-- START OF THE RECORDS --

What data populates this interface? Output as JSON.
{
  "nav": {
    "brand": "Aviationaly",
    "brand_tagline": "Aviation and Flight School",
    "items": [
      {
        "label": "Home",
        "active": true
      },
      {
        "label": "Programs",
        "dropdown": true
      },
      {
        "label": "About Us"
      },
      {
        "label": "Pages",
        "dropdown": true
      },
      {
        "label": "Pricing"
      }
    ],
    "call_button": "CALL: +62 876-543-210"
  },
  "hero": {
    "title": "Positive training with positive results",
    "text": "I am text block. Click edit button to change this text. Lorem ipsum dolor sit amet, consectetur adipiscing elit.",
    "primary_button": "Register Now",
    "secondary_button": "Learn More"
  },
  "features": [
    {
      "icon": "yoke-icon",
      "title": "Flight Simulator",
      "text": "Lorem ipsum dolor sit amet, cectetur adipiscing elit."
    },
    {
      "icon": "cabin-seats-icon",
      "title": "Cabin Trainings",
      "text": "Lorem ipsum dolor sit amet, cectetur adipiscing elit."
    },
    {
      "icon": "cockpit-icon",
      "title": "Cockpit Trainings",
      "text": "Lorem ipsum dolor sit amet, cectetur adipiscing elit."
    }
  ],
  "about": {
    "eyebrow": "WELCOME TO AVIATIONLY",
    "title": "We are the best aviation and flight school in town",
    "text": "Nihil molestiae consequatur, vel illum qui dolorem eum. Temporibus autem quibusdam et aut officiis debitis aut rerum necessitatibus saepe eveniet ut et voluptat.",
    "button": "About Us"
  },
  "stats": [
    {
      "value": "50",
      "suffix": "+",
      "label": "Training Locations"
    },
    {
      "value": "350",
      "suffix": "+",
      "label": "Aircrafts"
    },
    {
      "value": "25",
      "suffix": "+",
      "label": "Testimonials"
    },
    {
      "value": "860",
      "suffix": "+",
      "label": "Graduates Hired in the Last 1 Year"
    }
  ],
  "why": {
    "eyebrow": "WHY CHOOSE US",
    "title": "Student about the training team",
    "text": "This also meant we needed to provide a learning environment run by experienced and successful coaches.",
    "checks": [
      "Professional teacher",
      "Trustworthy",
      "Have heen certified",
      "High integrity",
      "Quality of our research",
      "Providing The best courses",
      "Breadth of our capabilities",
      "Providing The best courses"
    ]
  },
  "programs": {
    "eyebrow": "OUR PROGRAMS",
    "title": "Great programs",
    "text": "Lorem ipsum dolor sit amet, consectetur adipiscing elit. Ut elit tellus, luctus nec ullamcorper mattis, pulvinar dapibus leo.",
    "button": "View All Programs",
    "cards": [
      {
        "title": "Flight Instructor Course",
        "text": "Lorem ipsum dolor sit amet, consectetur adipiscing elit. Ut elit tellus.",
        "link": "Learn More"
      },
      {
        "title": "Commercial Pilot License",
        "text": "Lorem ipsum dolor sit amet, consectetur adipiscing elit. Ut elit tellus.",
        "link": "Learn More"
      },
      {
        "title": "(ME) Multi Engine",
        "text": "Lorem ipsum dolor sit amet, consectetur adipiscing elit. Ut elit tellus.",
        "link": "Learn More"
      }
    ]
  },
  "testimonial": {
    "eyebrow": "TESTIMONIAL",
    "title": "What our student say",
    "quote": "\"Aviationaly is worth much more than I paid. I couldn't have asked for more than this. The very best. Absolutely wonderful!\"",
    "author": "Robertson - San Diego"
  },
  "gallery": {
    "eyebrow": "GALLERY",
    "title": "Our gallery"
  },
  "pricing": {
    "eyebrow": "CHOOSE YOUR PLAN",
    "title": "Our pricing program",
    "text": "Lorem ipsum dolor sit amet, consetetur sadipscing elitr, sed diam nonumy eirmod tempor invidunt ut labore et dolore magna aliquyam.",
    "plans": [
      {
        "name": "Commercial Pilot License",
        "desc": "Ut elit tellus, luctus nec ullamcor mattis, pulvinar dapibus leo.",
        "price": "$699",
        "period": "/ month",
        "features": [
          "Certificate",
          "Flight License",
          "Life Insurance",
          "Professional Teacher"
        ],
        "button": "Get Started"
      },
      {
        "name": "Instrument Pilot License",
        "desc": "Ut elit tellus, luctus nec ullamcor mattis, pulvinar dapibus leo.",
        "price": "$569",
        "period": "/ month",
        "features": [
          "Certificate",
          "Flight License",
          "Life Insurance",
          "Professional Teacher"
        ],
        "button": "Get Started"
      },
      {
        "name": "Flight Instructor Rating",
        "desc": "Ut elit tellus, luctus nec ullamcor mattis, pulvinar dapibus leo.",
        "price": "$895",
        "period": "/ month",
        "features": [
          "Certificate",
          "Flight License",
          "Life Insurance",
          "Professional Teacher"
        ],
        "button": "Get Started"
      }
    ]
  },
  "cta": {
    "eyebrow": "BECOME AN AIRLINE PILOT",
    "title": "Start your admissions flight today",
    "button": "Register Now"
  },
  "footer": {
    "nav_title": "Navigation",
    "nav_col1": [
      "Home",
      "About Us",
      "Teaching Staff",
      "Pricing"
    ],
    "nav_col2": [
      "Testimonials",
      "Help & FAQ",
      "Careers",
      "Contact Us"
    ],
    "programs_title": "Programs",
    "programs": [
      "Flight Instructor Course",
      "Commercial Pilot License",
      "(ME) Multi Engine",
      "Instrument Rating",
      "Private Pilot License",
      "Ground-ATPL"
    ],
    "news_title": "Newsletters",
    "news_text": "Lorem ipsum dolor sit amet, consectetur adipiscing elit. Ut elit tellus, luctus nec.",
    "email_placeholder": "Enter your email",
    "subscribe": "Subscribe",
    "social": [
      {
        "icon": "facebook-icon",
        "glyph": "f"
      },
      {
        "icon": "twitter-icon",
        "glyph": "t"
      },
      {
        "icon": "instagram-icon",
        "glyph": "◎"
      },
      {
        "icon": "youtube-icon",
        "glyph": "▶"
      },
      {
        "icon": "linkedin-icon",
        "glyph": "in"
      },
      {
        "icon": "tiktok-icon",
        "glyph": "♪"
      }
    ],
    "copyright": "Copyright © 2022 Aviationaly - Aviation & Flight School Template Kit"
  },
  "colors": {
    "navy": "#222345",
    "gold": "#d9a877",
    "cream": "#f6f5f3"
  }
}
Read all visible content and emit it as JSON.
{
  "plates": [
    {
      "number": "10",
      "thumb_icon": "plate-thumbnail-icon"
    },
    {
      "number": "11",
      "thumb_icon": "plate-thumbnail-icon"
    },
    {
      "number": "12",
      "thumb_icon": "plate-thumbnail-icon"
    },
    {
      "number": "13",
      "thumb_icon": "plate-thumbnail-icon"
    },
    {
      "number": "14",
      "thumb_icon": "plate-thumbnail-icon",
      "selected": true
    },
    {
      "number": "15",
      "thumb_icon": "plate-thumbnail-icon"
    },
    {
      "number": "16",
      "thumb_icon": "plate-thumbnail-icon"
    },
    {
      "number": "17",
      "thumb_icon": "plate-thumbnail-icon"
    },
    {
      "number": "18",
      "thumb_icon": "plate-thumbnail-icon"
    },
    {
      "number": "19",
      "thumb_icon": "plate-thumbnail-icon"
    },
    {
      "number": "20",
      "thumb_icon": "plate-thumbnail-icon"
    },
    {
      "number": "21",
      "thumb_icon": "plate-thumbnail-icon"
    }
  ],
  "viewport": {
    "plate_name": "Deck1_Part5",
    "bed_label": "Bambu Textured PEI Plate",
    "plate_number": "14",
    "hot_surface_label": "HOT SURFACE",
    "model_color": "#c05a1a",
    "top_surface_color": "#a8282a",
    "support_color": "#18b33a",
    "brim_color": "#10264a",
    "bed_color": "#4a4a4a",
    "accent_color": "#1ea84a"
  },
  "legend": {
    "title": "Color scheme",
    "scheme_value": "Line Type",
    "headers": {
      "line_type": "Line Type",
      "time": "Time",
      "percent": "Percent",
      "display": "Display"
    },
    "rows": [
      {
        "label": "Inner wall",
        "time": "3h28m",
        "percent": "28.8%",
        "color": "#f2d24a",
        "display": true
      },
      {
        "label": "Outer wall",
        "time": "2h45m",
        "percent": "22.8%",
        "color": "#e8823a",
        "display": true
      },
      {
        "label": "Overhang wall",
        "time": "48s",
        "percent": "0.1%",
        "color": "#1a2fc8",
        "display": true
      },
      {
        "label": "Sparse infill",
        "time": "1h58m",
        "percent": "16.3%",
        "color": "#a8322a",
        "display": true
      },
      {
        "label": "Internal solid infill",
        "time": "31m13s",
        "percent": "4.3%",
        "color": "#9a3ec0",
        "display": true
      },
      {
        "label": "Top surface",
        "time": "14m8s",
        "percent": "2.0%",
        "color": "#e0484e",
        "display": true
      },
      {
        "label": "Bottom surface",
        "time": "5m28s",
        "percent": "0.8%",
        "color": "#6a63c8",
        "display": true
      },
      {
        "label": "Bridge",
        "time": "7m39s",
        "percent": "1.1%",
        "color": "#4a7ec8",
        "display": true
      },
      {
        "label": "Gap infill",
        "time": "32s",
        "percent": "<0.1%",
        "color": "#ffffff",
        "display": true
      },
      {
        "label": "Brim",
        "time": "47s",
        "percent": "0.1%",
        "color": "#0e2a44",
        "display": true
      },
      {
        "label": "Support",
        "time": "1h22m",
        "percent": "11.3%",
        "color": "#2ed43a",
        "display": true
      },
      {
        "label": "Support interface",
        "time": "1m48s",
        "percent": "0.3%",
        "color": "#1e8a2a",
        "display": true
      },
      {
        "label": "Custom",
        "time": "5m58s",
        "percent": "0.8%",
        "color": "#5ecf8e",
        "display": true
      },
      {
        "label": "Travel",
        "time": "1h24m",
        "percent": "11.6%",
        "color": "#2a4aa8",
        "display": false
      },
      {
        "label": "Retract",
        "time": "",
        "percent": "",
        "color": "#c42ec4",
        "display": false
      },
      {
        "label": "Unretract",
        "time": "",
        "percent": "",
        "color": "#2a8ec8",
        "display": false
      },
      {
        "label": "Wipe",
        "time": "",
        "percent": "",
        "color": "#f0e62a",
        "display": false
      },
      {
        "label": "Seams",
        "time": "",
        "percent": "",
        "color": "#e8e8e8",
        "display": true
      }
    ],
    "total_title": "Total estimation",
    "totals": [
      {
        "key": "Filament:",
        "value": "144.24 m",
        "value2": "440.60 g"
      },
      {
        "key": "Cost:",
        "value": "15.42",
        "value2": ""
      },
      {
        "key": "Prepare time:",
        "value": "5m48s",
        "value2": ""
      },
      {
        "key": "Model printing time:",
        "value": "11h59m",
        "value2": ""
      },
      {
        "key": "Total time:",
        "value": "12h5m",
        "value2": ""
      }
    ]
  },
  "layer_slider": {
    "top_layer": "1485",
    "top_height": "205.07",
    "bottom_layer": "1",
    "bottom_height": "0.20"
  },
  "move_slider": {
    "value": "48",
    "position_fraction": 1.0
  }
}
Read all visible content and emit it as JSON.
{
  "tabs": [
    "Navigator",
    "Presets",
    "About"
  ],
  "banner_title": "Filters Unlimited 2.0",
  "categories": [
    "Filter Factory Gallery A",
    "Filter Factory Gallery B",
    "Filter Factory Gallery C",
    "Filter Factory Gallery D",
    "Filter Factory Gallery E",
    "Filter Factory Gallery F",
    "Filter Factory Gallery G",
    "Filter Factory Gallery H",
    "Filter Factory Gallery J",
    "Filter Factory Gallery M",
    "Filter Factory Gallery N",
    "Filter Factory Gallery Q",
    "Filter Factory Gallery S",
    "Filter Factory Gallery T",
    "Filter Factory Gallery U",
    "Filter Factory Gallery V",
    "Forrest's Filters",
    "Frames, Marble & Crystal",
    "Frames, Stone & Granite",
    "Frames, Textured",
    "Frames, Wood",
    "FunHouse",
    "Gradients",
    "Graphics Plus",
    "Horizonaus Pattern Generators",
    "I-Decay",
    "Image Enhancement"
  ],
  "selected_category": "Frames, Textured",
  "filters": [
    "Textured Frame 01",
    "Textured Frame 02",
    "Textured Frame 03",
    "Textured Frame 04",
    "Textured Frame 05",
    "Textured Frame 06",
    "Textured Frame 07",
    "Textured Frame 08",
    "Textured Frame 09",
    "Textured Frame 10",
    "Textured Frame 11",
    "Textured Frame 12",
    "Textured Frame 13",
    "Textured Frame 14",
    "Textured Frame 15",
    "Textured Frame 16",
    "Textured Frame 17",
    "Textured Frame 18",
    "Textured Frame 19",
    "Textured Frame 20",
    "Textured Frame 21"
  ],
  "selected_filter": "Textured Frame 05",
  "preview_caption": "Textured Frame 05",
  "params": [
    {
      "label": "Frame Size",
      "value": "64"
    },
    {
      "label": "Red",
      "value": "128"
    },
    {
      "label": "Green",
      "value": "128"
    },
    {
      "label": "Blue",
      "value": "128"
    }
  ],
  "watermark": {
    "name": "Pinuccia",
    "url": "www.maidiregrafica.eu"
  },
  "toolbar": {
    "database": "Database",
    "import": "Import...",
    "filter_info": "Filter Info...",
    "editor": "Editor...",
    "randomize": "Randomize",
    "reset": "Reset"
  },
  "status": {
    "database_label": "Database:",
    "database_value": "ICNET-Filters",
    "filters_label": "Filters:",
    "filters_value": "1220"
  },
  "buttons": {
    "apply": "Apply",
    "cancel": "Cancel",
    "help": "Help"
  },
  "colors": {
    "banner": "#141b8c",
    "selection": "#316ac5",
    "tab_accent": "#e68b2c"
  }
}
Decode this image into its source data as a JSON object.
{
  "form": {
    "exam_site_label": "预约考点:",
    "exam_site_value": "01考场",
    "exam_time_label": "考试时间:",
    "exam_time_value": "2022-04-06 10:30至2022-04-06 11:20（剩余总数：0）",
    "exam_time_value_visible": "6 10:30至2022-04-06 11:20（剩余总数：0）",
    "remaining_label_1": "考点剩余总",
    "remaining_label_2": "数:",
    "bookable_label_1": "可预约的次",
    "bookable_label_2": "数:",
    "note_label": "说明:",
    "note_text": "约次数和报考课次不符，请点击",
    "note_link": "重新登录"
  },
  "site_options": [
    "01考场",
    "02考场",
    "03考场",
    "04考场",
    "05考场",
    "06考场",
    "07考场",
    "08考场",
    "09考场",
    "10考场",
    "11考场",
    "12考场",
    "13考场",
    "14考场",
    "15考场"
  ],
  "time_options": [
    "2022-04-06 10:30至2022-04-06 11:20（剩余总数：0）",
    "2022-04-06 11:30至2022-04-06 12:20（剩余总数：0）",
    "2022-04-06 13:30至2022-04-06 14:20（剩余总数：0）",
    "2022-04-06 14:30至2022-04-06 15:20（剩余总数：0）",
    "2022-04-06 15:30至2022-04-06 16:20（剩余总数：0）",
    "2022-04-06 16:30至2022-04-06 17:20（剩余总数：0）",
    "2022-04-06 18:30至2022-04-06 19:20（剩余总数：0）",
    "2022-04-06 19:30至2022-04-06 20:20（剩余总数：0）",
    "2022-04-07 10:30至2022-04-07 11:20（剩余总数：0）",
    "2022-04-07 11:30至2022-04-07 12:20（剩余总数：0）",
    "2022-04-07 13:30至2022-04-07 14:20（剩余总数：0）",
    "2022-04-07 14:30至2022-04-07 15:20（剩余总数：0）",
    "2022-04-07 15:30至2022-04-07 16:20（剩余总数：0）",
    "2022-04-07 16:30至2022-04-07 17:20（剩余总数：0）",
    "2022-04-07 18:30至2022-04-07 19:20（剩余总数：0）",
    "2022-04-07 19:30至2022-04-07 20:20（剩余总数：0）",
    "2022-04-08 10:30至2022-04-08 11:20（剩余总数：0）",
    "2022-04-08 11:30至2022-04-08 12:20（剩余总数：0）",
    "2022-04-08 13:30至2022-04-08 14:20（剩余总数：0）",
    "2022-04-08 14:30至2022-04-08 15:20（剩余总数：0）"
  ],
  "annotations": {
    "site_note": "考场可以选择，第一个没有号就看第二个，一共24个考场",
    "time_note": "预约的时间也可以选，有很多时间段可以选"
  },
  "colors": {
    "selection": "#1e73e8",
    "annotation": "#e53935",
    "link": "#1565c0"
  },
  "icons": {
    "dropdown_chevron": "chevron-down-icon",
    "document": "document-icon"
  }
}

-- END OF THE RECORDS --

◆ TASK DIRECTIONS
Of the lines in this listing, how many contain "Aviationaly"? Reply with the number and nothing more.

◆ EXERCISE RESPONSE
3